> [What the task requires] Find all the lines with "text" and gather them.

> [Dataset content]
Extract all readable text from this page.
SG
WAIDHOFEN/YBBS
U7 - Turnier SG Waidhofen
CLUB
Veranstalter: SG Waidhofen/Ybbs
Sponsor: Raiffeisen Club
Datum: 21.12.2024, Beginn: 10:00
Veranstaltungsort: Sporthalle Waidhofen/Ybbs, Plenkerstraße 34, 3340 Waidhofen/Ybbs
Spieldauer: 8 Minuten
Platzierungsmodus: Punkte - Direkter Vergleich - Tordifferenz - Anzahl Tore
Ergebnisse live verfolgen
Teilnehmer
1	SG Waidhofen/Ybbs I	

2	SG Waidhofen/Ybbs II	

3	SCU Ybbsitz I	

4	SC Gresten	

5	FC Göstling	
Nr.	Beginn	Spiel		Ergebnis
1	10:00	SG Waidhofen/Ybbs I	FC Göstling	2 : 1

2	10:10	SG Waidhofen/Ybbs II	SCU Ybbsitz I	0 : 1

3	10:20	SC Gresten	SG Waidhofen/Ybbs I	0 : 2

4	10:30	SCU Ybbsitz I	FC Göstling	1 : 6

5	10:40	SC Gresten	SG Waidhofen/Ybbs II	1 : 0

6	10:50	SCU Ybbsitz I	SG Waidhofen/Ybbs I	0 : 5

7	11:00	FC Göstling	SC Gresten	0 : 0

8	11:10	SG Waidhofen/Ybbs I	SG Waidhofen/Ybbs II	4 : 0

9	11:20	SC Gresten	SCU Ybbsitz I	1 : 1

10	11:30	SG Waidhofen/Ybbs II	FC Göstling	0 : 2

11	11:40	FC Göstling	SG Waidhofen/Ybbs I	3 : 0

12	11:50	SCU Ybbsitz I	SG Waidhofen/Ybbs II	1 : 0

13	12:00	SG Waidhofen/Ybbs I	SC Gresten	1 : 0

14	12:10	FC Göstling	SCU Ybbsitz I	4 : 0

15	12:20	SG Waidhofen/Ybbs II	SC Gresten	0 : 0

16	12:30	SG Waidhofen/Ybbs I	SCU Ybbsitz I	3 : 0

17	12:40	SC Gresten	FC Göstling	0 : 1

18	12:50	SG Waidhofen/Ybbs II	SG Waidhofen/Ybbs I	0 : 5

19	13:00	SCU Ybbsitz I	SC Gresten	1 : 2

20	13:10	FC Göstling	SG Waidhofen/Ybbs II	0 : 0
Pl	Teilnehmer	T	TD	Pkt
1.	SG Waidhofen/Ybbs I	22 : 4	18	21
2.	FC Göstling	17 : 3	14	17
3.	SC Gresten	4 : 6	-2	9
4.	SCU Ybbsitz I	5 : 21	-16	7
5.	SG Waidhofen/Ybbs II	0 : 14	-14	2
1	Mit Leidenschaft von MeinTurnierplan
...
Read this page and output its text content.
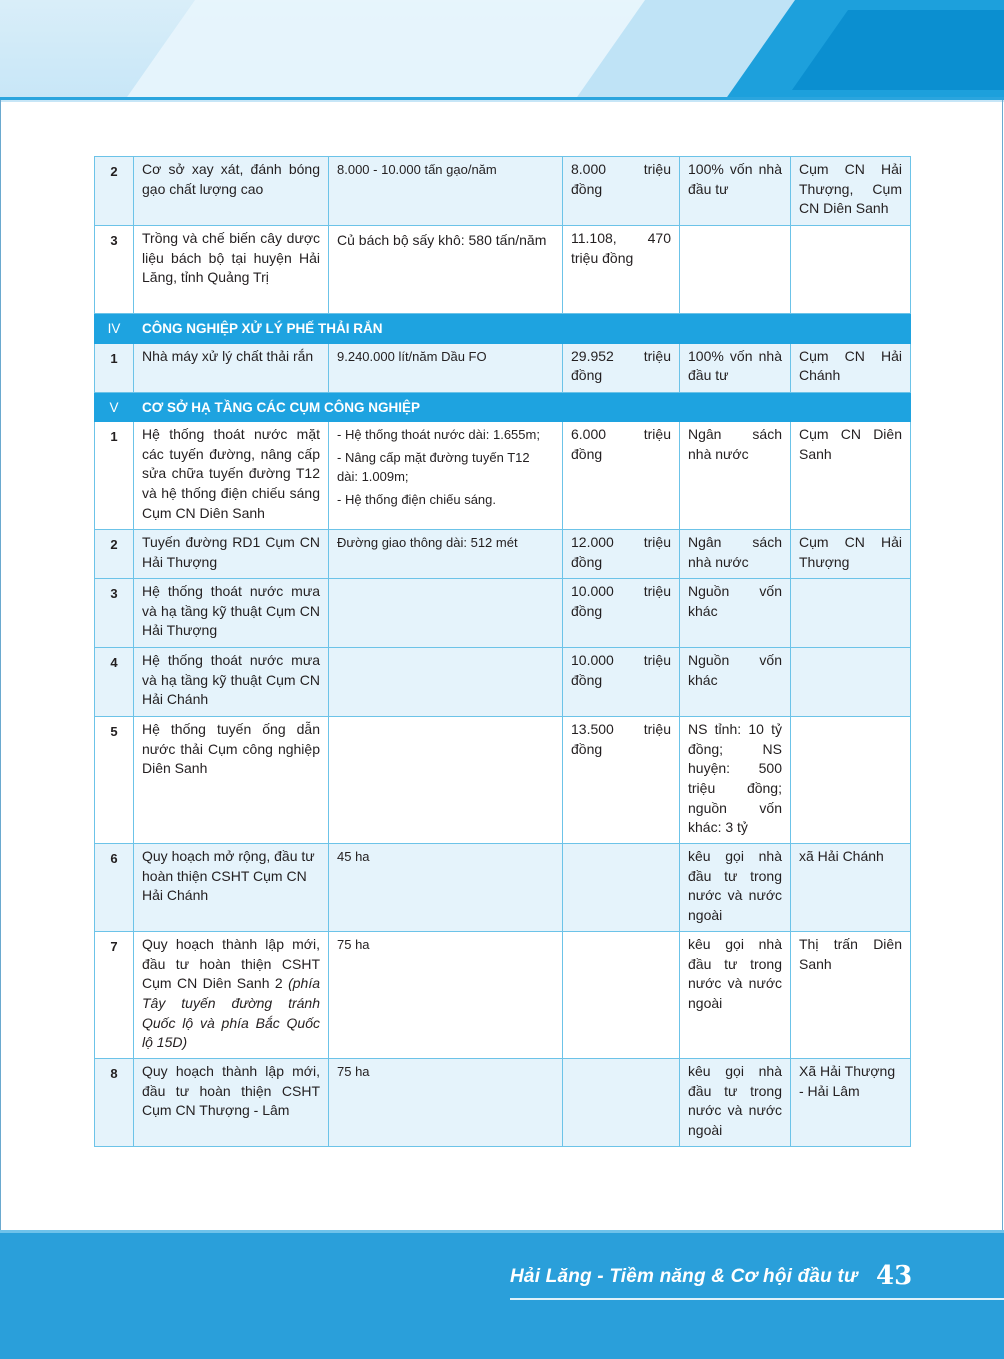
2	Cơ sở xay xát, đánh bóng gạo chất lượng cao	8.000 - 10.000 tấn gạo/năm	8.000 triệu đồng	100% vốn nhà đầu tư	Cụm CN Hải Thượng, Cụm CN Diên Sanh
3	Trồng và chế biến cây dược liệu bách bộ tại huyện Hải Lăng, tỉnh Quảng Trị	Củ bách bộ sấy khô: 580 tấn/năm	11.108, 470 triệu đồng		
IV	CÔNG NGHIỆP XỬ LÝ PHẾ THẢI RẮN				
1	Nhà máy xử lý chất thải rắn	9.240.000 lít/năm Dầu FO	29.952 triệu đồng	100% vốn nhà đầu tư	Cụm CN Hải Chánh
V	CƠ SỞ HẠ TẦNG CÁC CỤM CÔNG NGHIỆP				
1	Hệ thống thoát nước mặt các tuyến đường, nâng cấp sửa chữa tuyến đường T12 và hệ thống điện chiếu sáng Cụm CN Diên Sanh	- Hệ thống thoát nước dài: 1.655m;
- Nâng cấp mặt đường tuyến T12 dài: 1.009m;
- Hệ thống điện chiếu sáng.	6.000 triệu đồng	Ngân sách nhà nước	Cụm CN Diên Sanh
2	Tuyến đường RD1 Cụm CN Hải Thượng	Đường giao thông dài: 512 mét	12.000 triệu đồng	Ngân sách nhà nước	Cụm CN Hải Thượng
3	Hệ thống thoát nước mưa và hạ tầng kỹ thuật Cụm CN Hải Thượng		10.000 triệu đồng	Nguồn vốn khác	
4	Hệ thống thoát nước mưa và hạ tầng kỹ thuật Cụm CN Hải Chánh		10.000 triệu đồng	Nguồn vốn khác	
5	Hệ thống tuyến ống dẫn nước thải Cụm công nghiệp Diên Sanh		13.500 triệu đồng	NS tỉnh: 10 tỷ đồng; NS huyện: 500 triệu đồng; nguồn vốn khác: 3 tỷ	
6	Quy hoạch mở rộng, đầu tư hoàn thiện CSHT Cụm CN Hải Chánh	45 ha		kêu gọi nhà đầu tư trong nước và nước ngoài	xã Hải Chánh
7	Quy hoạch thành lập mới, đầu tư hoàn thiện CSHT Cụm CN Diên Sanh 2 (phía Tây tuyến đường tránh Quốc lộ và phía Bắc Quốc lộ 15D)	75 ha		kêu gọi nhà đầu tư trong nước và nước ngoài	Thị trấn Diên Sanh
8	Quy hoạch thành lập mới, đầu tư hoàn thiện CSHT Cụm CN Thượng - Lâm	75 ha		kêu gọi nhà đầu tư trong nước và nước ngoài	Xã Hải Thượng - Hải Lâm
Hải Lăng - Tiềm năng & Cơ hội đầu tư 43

> [Answer]
Extract all readable text from this page.
Read this page and output its text content.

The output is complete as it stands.